→ Data for the task
::::

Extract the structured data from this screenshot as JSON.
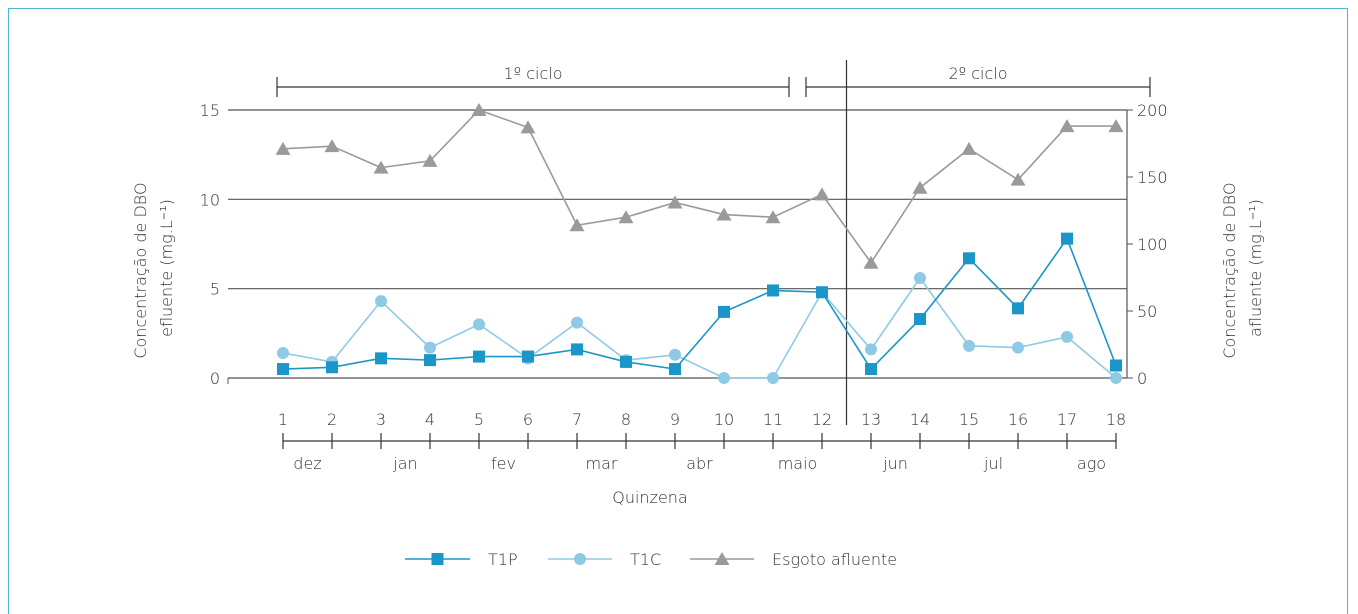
{
  "chart_data": {
    "type": "line",
    "x": [
      1,
      2,
      3,
      4,
      5,
      6,
      7,
      8,
      9,
      10,
      11,
      12,
      13,
      14,
      15,
      16,
      17,
      18
    ],
    "xlabel": "Quinzena",
    "ylabel_left": "Concentração de DBO efluente (mg.L⁻¹)",
    "ylabel_left_lines": [
      "Concentração de DBO",
      "efluente (mg.L⁻¹)"
    ],
    "ylabel_right": "Concentração de DBO afluente (mg.L⁻¹)",
    "ylabel_right_lines": [
      "Concentração de DBO",
      "afluente (mg.L⁻¹)"
    ],
    "ylim_left": [
      0,
      15
    ],
    "yticks_left": [
      "0",
      "5",
      "10",
      "15"
    ],
    "ylim_right": [
      0,
      200
    ],
    "yticks_right": [
      "0",
      "50",
      "100",
      "150",
      "200"
    ],
    "months": [
      "dez",
      "jan",
      "fev",
      "mar",
      "abr",
      "maio",
      "jun",
      "jul",
      "ago"
    ],
    "cycles": [
      {
        "label": "1º ciclo",
        "from": 1,
        "to": 11
      },
      {
        "label": "2º ciclo",
        "from": 12,
        "to": 18
      }
    ],
    "cycle_divider_at": 12,
    "series": [
      {
        "name": "T1P",
        "axis": "left",
        "color": "#1a97c8",
        "marker": "square",
        "x": [
          1,
          2,
          3,
          4,
          5,
          6,
          7,
          8,
          9,
          10,
          11,
          12,
          13,
          14,
          15,
          16,
          17,
          18
        ],
        "values": [
          0.5,
          0.6,
          1.1,
          1.0,
          1.2,
          1.2,
          1.6,
          0.9,
          0.5,
          3.7,
          4.9,
          4.8,
          0.5,
          3.3,
          6.7,
          3.9,
          7.8,
          0.7
        ]
      },
      {
        "name": "T1C",
        "axis": "left",
        "color": "#8ecae6",
        "marker": "circle",
        "x": [
          1,
          2,
          3,
          4,
          5,
          6,
          7,
          8,
          9,
          10,
          11,
          12,
          13,
          14,
          15,
          16,
          17,
          18
        ],
        "values": [
          1.4,
          0.9,
          4.3,
          1.7,
          3.0,
          1.1,
          3.1,
          1.0,
          1.3,
          0.0,
          0.0,
          4.8,
          1.6,
          5.6,
          1.8,
          1.7,
          2.3,
          0.0
        ]
      },
      {
        "name": "Esgoto afluente",
        "axis": "right",
        "color": "#9a9a9a",
        "marker": "triangle",
        "x": [
          1,
          2,
          3,
          4,
          5,
          6,
          7,
          8,
          9,
          10,
          11,
          12,
          13,
          14,
          15,
          16,
          17,
          18
        ],
        "values": [
          171,
          173,
          157,
          162,
          200,
          187,
          114,
          120,
          131,
          122,
          120,
          137,
          86,
          142,
          171,
          148,
          188,
          188
        ]
      }
    ],
    "legend_position": "bottom-center",
    "grid": "horizontal"
  }
}
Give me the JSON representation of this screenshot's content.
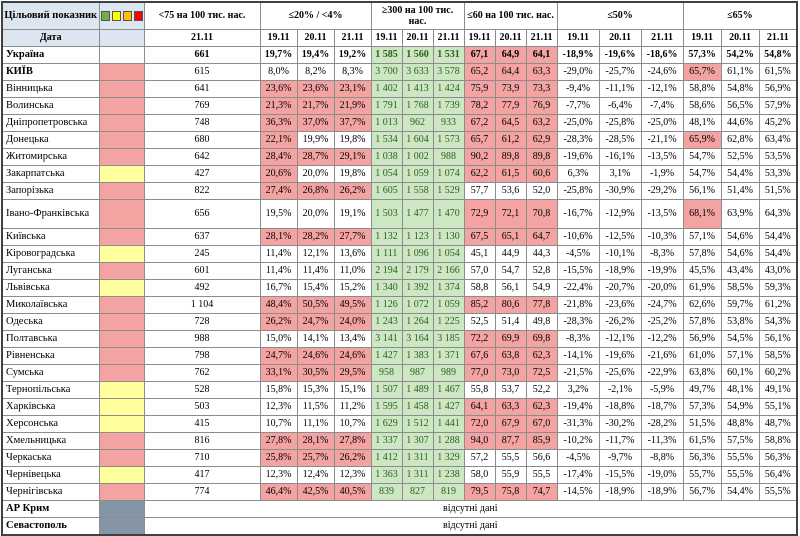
{
  "header": {
    "target_label": "Цільовий показник",
    "date_label": "Дата",
    "legend_colors": [
      "#70ad47",
      "#ffff00",
      "#ffc000",
      "#ff0000"
    ],
    "groups": [
      {
        "label": "<75 на 100 тис. нас.",
        "dates": [
          "21.11"
        ]
      },
      {
        "label": "≤20% / <4%",
        "dates": [
          "19.11",
          "20.11",
          "21.11"
        ]
      },
      {
        "label": "≥300 на 100 тис. нас.",
        "dates": [
          "19.11",
          "20.11",
          "21.11"
        ]
      },
      {
        "label": "≤60 на 100 тис. нас.",
        "dates": [
          "19.11",
          "20.11",
          "21.11"
        ]
      },
      {
        "label": "≤50%",
        "dates": [
          "19.11",
          "20.11",
          "21.11"
        ]
      },
      {
        "label": "≤65%",
        "dates": [
          "19.11",
          "20.11",
          "21.11"
        ]
      }
    ]
  },
  "colors": {
    "header_blue": "#dce6f1",
    "cell_red": "#f4a3a3",
    "cell_green": "#cde7c5",
    "cell_yellow": "#ffff9d",
    "zone_grey": "#8496a5",
    "green_text": "#2d5e1e"
  },
  "rows": [
    {
      "name": "Україна",
      "zone": "none",
      "bold_row": true,
      "values": [
        "661",
        "19,7%",
        "19,4%",
        "19,2%",
        "1 585",
        "1 560",
        "1 531",
        "67,1",
        "64,9",
        "64,1",
        "-18,9%",
        "-19,6%",
        "-18,6%",
        "57,3%",
        "54,2%",
        "54,8%"
      ],
      "colors": "wwwwgggrrrwwwwww"
    },
    {
      "name": "КИЇВ",
      "zone": "red",
      "bold_name": true,
      "values": [
        "615",
        "8,0%",
        "8,2%",
        "8,3%",
        "3 700",
        "3 633",
        "3 578",
        "65,2",
        "64,4",
        "63,3",
        "-29,0%",
        "-25,7%",
        "-24,6%",
        "65,7%",
        "61,1%",
        "61,5%"
      ],
      "colors": "wwwwgggrrrwwwrww"
    },
    {
      "name": "Вінницька",
      "zone": "red",
      "values": [
        "641",
        "23,6%",
        "23,6%",
        "23,1%",
        "1 402",
        "1 413",
        "1 424",
        "75,9",
        "73,9",
        "73,3",
        "-9,4%",
        "-11,1%",
        "-12,1%",
        "58,8%",
        "54,8%",
        "56,9%"
      ],
      "colors": "wrrrgggrrrwwwwww"
    },
    {
      "name": "Волинська",
      "zone": "red",
      "values": [
        "769",
        "21,3%",
        "21,7%",
        "21,9%",
        "1 791",
        "1 768",
        "1 739",
        "78,2",
        "77,9",
        "76,9",
        "-7,7%",
        "-6,4%",
        "-7,4%",
        "58,6%",
        "56,5%",
        "57,9%"
      ],
      "colors": "wrrrgggrrrwwwwww"
    },
    {
      "name": "Дніпропетровська",
      "zone": "red",
      "values": [
        "748",
        "36,3%",
        "37,0%",
        "37,7%",
        "1 013",
        "962",
        "933",
        "67,2",
        "64,5",
        "63,2",
        "-25,0%",
        "-25,8%",
        "-25,0%",
        "48,1%",
        "44,6%",
        "45,2%"
      ],
      "colors": "wrrrgggrrrwwwwww"
    },
    {
      "name": "Донецька",
      "zone": "red",
      "values": [
        "680",
        "22,1%",
        "19,9%",
        "19,8%",
        "1 534",
        "1 604",
        "1 573",
        "65,7",
        "61,2",
        "62,9",
        "-28,3%",
        "-28,5%",
        "-21,1%",
        "65,9%",
        "62,8%",
        "63,4%"
      ],
      "colors": "wrwwgggrrrwwwrww"
    },
    {
      "name": "Житомирська",
      "zone": "red",
      "values": [
        "642",
        "28,4%",
        "28,7%",
        "29,1%",
        "1 038",
        "1 002",
        "988",
        "90,2",
        "89,8",
        "89,8",
        "-19,6%",
        "-16,1%",
        "-13,5%",
        "54,7%",
        "52,5%",
        "53,5%"
      ],
      "colors": "wrrrgggrrrwwwwww"
    },
    {
      "name": "Закарпатська",
      "zone": "yellow",
      "values": [
        "427",
        "20,6%",
        "20,0%",
        "19,8%",
        "1 054",
        "1 059",
        "1 074",
        "62,2",
        "61,5",
        "60,6",
        "6,3%",
        "3,1%",
        "-1,9%",
        "54,7%",
        "54,4%",
        "53,3%"
      ],
      "colors": "wrwwgggrrrwwwwww"
    },
    {
      "name": "Запорізька",
      "zone": "red",
      "values": [
        "822",
        "27,4%",
        "26,8%",
        "26,2%",
        "1 605",
        "1 558",
        "1 529",
        "57,7",
        "53,6",
        "52,0",
        "-25,8%",
        "-30,9%",
        "-29,2%",
        "56,1%",
        "51,4%",
        "51,5%"
      ],
      "colors": "wrrrgggwwwwwwwww"
    },
    {
      "name": "Івано-Франківська",
      "zone": "red",
      "tall": true,
      "values": [
        "656",
        "19,5%",
        "20,0%",
        "19,1%",
        "1 503",
        "1 477",
        "1 470",
        "72,9",
        "72,1",
        "70,8",
        "-16,7%",
        "-12,9%",
        "-13,5%",
        "68,1%",
        "63,9%",
        "64,3%"
      ],
      "colors": "wwwwgggrrrwwwrww"
    },
    {
      "name": "Київська",
      "zone": "red",
      "values": [
        "637",
        "28,1%",
        "28,2%",
        "27,7%",
        "1 132",
        "1 123",
        "1 130",
        "67,5",
        "65,1",
        "64,7",
        "-10,6%",
        "-12,5%",
        "-10,3%",
        "57,1%",
        "54,6%",
        "54,4%"
      ],
      "colors": "wrrrgggrrrwwwwww"
    },
    {
      "name": "Кіровоградська",
      "zone": "yellow",
      "values": [
        "245",
        "11,4%",
        "12,1%",
        "13,6%",
        "1 111",
        "1 096",
        "1 054",
        "45,1",
        "44,9",
        "44,3",
        "-4,5%",
        "-10,1%",
        "-8,3%",
        "57,8%",
        "54,6%",
        "54,4%"
      ],
      "colors": "wwwwgggwwwwwwwww"
    },
    {
      "name": "Луганська",
      "zone": "red",
      "values": [
        "601",
        "11,4%",
        "11,4%",
        "11,0%",
        "2 194",
        "2 179",
        "2 166",
        "57,0",
        "54,7",
        "52,8",
        "-15,5%",
        "-18,9%",
        "-19,9%",
        "45,5%",
        "43,4%",
        "43,0%"
      ],
      "colors": "wwwwgggwwwwwwwww"
    },
    {
      "name": "Львівська",
      "zone": "yellow",
      "values": [
        "492",
        "16,7%",
        "15,4%",
        "15,2%",
        "1 340",
        "1 392",
        "1 374",
        "58,8",
        "56,1",
        "54,9",
        "-22,4%",
        "-20,7%",
        "-20,0%",
        "61,9%",
        "58,5%",
        "59,3%"
      ],
      "colors": "wwwwgggwwwwwwwww"
    },
    {
      "name": "Миколаївська",
      "zone": "red",
      "values": [
        "1 104",
        "48,4%",
        "50,5%",
        "49,5%",
        "1 126",
        "1 072",
        "1 059",
        "85,2",
        "80,6",
        "77,8",
        "-21,8%",
        "-23,6%",
        "-24,7%",
        "62,6%",
        "59,7%",
        "61,2%"
      ],
      "colors": "wrrrgggrrrwwwwww"
    },
    {
      "name": "Одеська",
      "zone": "red",
      "values": [
        "728",
        "26,2%",
        "24,7%",
        "24,0%",
        "1 243",
        "1 264",
        "1 225",
        "52,5",
        "51,4",
        "49,8",
        "-28,3%",
        "-26,2%",
        "-25,2%",
        "57,8%",
        "53,8%",
        "54,3%"
      ],
      "colors": "wrrrgggwwwwwwwww"
    },
    {
      "name": "Полтавська",
      "zone": "red",
      "values": [
        "988",
        "15,0%",
        "14,1%",
        "13,4%",
        "3 141",
        "3 164",
        "3 185",
        "72,2",
        "69,9",
        "69,8",
        "-8,3%",
        "-12,1%",
        "-12,2%",
        "56,9%",
        "54,5%",
        "56,1%"
      ],
      "colors": "wwwwgggrrrwwwwww"
    },
    {
      "name": "Рівненська",
      "zone": "red",
      "values": [
        "798",
        "24,7%",
        "24,6%",
        "24,6%",
        "1 427",
        "1 383",
        "1 371",
        "67,6",
        "63,8",
        "62,3",
        "-14,1%",
        "-19,6%",
        "-21,6%",
        "61,0%",
        "57,1%",
        "58,5%"
      ],
      "colors": "wrrrgggrrrwwwwww"
    },
    {
      "name": "Сумська",
      "zone": "red",
      "values": [
        "762",
        "33,1%",
        "30,5%",
        "29,5%",
        "958",
        "987",
        "989",
        "77,0",
        "73,0",
        "72,5",
        "-21,5%",
        "-25,6%",
        "-22,9%",
        "63,8%",
        "60,1%",
        "60,2%"
      ],
      "colors": "wrrrgggrrrwwwwww"
    },
    {
      "name": "Тернопільська",
      "zone": "yellow",
      "values": [
        "528",
        "15,8%",
        "15,3%",
        "15,1%",
        "1 507",
        "1 489",
        "1 467",
        "55,8",
        "53,7",
        "52,2",
        "3,2%",
        "-2,1%",
        "-5,9%",
        "49,7%",
        "48,1%",
        "49,1%"
      ],
      "colors": "wwwwgggwwwwwwwww"
    },
    {
      "name": "Харківська",
      "zone": "yellow",
      "values": [
        "503",
        "12,3%",
        "11,5%",
        "11,2%",
        "1 595",
        "1 458",
        "1 427",
        "64,1",
        "63,3",
        "62,3",
        "-19,4%",
        "-18,8%",
        "-18,7%",
        "57,3%",
        "54,9%",
        "55,1%"
      ],
      "colors": "wwwwgggrrrwwwwww"
    },
    {
      "name": "Херсонська",
      "zone": "yellow",
      "values": [
        "415",
        "10,7%",
        "11,1%",
        "10,7%",
        "1 629",
        "1 512",
        "1 441",
        "72,0",
        "67,9",
        "67,0",
        "-31,3%",
        "-30,2%",
        "-28,2%",
        "51,5%",
        "48,8%",
        "48,7%"
      ],
      "colors": "wwwwgggrrrwwwwww"
    },
    {
      "name": "Хмельницька",
      "zone": "red",
      "values": [
        "816",
        "27,8%",
        "28,1%",
        "27,8%",
        "1 337",
        "1 307",
        "1 288",
        "94,0",
        "87,7",
        "85,9",
        "-10,2%",
        "-11,7%",
        "-11,3%",
        "61,5%",
        "57,5%",
        "58,8%"
      ],
      "colors": "wrrrgggrrrwwwwww"
    },
    {
      "name": "Черкаська",
      "zone": "red",
      "values": [
        "710",
        "25,8%",
        "25,7%",
        "26,2%",
        "1 412",
        "1 311",
        "1 329",
        "57,2",
        "55,5",
        "56,6",
        "-4,5%",
        "-9,7%",
        "-8,8%",
        "56,3%",
        "55,5%",
        "56,3%"
      ],
      "colors": "wrrrgggwwwwwwwww"
    },
    {
      "name": "Чернівецька",
      "zone": "yellow",
      "values": [
        "417",
        "12,3%",
        "12,4%",
        "12,3%",
        "1 363",
        "1 311",
        "1 238",
        "58,0",
        "55,9",
        "55,5",
        "-17,4%",
        "-15,5%",
        "-19,0%",
        "55,7%",
        "55,5%",
        "56,4%"
      ],
      "colors": "wwwwgggwwwwwwwww"
    },
    {
      "name": "Чернігівська",
      "zone": "red",
      "values": [
        "774",
        "46,4%",
        "42,5%",
        "40,5%",
        "839",
        "827",
        "819",
        "79,5",
        "75,8",
        "74,7",
        "-14,5%",
        "-18,9%",
        "-18,9%",
        "56,7%",
        "54,4%",
        "55,5%"
      ],
      "colors": "wrrrgggrrrwwwwww"
    }
  ],
  "no_data_rows": [
    {
      "name": "АР Крим",
      "zone": "grey",
      "text": "відсутні дані"
    },
    {
      "name": "Севастополь",
      "zone": "grey",
      "text": "відсутні дані"
    }
  ]
}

::::

→ Task instructions
Where a line of the records above holds the word "from", copy that line.

→ Task response
Extract the structured data from this screenshot as JSON.
        "from": 1,
        "from": 12,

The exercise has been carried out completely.